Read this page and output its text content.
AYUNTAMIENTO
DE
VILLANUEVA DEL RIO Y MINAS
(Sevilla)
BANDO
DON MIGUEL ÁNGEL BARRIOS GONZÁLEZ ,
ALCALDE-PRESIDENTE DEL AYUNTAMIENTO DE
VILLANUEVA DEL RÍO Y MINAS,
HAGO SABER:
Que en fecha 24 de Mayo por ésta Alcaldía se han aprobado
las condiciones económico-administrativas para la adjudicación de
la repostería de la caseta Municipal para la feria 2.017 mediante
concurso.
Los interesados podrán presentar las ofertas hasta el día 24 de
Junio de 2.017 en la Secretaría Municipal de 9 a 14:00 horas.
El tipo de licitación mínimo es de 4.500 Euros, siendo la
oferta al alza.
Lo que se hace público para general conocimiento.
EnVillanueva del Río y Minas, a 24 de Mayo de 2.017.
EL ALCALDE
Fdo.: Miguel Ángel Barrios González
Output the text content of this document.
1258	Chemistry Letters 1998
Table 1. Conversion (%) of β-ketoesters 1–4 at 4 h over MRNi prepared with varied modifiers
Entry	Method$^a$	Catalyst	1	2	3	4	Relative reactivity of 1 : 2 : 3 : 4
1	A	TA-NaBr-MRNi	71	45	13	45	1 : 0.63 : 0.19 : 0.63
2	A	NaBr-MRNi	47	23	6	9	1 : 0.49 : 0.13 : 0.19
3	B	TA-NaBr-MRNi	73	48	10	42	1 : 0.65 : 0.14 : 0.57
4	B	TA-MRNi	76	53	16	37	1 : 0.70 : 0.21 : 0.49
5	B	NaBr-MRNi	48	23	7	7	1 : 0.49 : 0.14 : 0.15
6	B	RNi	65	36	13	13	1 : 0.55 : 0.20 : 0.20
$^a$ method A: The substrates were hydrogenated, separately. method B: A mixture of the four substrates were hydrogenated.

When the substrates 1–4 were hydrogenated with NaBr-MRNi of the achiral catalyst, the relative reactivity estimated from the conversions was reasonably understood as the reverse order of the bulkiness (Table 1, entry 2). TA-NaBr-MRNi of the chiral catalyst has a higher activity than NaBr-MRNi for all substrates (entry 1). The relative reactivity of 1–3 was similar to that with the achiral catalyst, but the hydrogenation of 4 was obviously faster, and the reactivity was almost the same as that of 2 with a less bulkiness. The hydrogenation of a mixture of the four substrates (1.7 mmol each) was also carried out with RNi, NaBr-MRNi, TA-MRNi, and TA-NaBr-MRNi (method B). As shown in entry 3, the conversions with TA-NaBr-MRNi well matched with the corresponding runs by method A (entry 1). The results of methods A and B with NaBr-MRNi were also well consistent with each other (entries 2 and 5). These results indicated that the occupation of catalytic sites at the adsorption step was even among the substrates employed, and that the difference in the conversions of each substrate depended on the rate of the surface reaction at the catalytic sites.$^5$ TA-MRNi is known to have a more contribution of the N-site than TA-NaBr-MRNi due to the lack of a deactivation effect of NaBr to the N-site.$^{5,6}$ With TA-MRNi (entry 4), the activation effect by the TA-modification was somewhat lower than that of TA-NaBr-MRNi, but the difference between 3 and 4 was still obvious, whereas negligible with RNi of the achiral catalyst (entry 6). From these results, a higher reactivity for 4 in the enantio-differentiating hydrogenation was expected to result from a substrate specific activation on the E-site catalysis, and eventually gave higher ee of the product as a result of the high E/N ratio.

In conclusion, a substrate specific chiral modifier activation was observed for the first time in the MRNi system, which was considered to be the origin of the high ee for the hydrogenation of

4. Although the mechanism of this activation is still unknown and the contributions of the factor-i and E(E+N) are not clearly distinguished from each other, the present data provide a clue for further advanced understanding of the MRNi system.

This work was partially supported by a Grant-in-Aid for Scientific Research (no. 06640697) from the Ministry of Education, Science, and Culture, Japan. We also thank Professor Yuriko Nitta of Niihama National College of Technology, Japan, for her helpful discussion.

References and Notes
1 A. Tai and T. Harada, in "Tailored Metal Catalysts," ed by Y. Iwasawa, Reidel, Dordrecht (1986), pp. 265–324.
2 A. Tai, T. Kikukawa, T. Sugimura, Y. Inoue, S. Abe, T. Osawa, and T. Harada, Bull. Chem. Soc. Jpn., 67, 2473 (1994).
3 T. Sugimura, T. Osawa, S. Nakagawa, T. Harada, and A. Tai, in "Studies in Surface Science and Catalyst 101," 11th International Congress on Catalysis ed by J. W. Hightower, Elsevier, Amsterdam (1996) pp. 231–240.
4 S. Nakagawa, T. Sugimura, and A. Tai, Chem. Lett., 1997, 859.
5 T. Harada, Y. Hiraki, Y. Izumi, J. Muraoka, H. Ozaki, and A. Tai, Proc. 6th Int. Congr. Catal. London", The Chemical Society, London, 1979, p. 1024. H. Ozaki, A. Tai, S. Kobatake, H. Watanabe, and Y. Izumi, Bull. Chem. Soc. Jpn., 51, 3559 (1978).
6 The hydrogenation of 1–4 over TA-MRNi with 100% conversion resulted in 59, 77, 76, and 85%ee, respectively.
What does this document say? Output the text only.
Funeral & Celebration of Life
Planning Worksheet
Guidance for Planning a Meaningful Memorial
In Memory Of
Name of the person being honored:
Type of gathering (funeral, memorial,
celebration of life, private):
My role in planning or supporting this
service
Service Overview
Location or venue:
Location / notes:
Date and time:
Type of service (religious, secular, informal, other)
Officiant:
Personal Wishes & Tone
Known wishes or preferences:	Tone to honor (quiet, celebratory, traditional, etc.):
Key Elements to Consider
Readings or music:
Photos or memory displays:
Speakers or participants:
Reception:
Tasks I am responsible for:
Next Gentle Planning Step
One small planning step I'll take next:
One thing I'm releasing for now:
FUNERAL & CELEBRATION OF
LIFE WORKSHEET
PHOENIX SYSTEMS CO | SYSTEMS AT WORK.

-- Short problem --
What is the number of lines in this listing that contain the word "Harada"? Answer with that number and nothing else.

-- Finished answer --
4